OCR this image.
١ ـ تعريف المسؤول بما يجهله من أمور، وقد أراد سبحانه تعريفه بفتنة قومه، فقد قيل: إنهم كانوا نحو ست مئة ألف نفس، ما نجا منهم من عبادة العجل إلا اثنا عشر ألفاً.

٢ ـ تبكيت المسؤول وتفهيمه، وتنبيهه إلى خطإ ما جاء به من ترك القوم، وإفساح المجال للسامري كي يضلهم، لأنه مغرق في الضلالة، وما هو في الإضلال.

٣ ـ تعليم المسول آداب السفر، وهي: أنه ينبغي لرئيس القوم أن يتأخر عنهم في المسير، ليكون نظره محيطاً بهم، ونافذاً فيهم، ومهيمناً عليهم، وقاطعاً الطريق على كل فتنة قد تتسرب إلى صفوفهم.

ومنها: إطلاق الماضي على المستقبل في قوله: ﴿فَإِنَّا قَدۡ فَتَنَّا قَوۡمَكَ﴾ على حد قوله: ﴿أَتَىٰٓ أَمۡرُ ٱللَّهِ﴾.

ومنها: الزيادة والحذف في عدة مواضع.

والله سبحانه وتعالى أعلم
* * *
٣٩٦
----
Reproduce every line of the data verbatim.

OCR this image.
١ ـ تعريف المسؤول بما يجهله من أمور، وقد أراد سبحانه تعريفه بفتنة قومه، فقد قيل: إنهم كانوا نحو ست مئة ألف نفس، ما نجا منهم من عبادة العجل إلا اثنا عشر ألفاً.

٢ ـ تبكيت المسؤول وتفهيمه، وتنبيهه إلى خطإ ما جاء به من ترك القوم، وإفساح المجال للسامري كي يضلهم، لأنه مغرق في الضلالة، وما هو في الإضلال.

٣ ـ تعليم المسول آداب السفر، وهي: أنه ينبغي لرئيس القوم أن يتأخر عنهم في المسير، ليكون نظره محيطاً بهم، ونافذاً فيهم، ومهيمناً عليهم، وقاطعاً الطريق على كل فتنة قد تتسرب إلى صفوفهم.

ومنها: إطلاق الماضي على المستقبل في قوله: ﴿فَإِنَّا قَدۡ فَتَنَّا قَوۡمَكَ﴾ على حد قوله: ﴿أَتَىٰٓ أَمۡرُ ٱللَّهِ﴾.

ومنها: الزيادة والحذف في عدة مواضع.

والله سبحانه وتعالى أعلم
* * *
٣٩٦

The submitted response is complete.